→ **EXERCISE OBJECTIVE**
Give an exact copy of every line, leaving images out.

==== SUPPLIED MATERIAL

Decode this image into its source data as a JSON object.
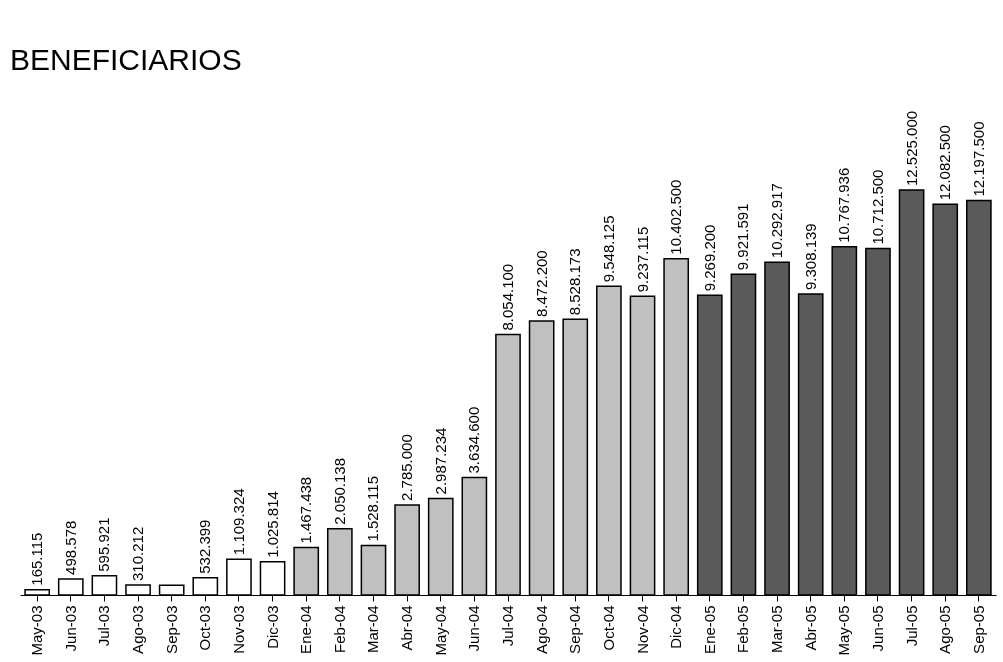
{
  "chart_data": {
    "type": "bar",
    "title": "BENEFICIARIOS",
    "categories": [
      "May-03",
      "Jun-03",
      "Jul-03",
      "Ago-03",
      "Sep-03",
      "Oct-03",
      "Nov-03",
      "Dic-03",
      "Ene-04",
      "Feb-04",
      "Mar-04",
      "Abr-04",
      "May-04",
      "Jun-04",
      "Jul-04",
      "Ago-04",
      "Sep-04",
      "Oct-04",
      "Nov-04",
      "Dic-04",
      "Ene-05",
      "Feb-05",
      "Mar-05",
      "Abr-05",
      "May-05",
      "Jun-05",
      "Jul-05",
      "Ago-05",
      "Sep-05"
    ],
    "values": [
      165115,
      498578,
      595921,
      310212,
      300000,
      532399,
      1109324,
      1025814,
      1467438,
      2050138,
      1528115,
      2785000,
      2987234,
      3634600,
      8054100,
      8472200,
      8528173,
      9548125,
      9237115,
      10402500,
      9269200,
      9921591,
      10292917,
      9308139,
      10767936,
      10712500,
      12525000,
      12082500,
      12197500
    ],
    "value_labels": [
      "165.115",
      "498.578",
      "595.921",
      "310.212",
      null,
      "532.399",
      "1.109.324",
      "1.025.814",
      "1.467.438",
      "2.050.138",
      "1.528.115",
      "2.785.000",
      "2.987.234",
      "3.634.600",
      "8.054.100",
      "8.472.200",
      "8.528.173",
      "9.548.125",
      "9.237.115",
      "10.402.500",
      "9.269.200",
      "9.921.591",
      "10.292.917",
      "9.308.139",
      "10.767.936",
      "10.712.500",
      "12.525.000",
      "12.082.500",
      "12.197.500"
    ],
    "colors": [
      "#ffffff",
      "#ffffff",
      "#ffffff",
      "#ffffff",
      "#ffffff",
      "#ffffff",
      "#ffffff",
      "#ffffff",
      "#c0c0c0",
      "#c0c0c0",
      "#c0c0c0",
      "#c0c0c0",
      "#c0c0c0",
      "#c0c0c0",
      "#c0c0c0",
      "#c0c0c0",
      "#c0c0c0",
      "#c0c0c0",
      "#c0c0c0",
      "#c0c0c0",
      "#5a5a5a",
      "#5a5a5a",
      "#5a5a5a",
      "#5a5a5a",
      "#5a5a5a",
      "#5a5a5a",
      "#5a5a5a",
      "#5a5a5a",
      "#5a5a5a"
    ],
    "grid": false
  }
}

========

→ **COMPLETED EXERCISE**
Decode this image into its source data as a JSON object.
{
  "chart_data": {
    "type": "bar",
    "title": "BENEFICIARIOS",
    "categories": [
      "May-03",
      "Jun-03",
      "Jul-03",
      "Ago-03",
      "Sep-03",
      "Oct-03",
      "Nov-03",
      "Dic-03",
      "Ene-04",
      "Feb-04",
      "Mar-04",
      "Abr-04",
      "May-04",
      "Jun-04",
      "Jul-04",
      "Ago-04",
      "Sep-04",
      "Oct-04",
      "Nov-04",
      "Dic-04",
      "Ene-05",
      "Feb-05",
      "Mar-05",
      "Abr-05",
      "May-05",
      "Jun-05",
      "Jul-05",
      "Ago-05",
      "Sep-05"
    ],
    "values": [
      165115,
      498578,
      595921,
      310212,
      300000,
      532399,
      1109324,
      1025814,
      1467438,
      2050138,
      1528115,
      2785000,
      2987234,
      3634600,
      8054100,
      8472200,
      8528173,
      9548125,
      9237115,
      10402500,
      9269200,
      9921591,
      10292917,
      9308139,
      10767936,
      10712500,
      12525000,
      12082500,
      12197500
    ],
    "value_labels": [
      "165.115",
      "498.578",
      "595.921",
      "310.212",
      null,
      "532.399",
      "1.109.324",
      "1.025.814",
      "1.467.438",
      "2.050.138",
      "1.528.115",
      "2.785.000",
      "2.987.234",
      "3.634.600",
      "8.054.100",
      "8.472.200",
      "8.528.173",
      "9.548.125",
      "9.237.115",
      "10.402.500",
      "9.269.200",
      "9.921.591",
      "10.292.917",
      "9.308.139",
      "10.767.936",
      "10.712.500",
      "12.525.000",
      "12.082.500",
      "12.197.500"
    ],
    "colors": [
      "#ffffff",
      "#ffffff",
      "#ffffff",
      "#ffffff",
      "#ffffff",
      "#ffffff",
      "#ffffff",
      "#ffffff",
      "#c0c0c0",
      "#c0c0c0",
      "#c0c0c0",
      "#c0c0c0",
      "#c0c0c0",
      "#c0c0c0",
      "#c0c0c0",
      "#c0c0c0",
      "#c0c0c0",
      "#c0c0c0",
      "#c0c0c0",
      "#c0c0c0",
      "#5a5a5a",
      "#5a5a5a",
      "#5a5a5a",
      "#5a5a5a",
      "#5a5a5a",
      "#5a5a5a",
      "#5a5a5a",
      "#5a5a5a",
      "#5a5a5a"
    ],
    "grid": false
  }
}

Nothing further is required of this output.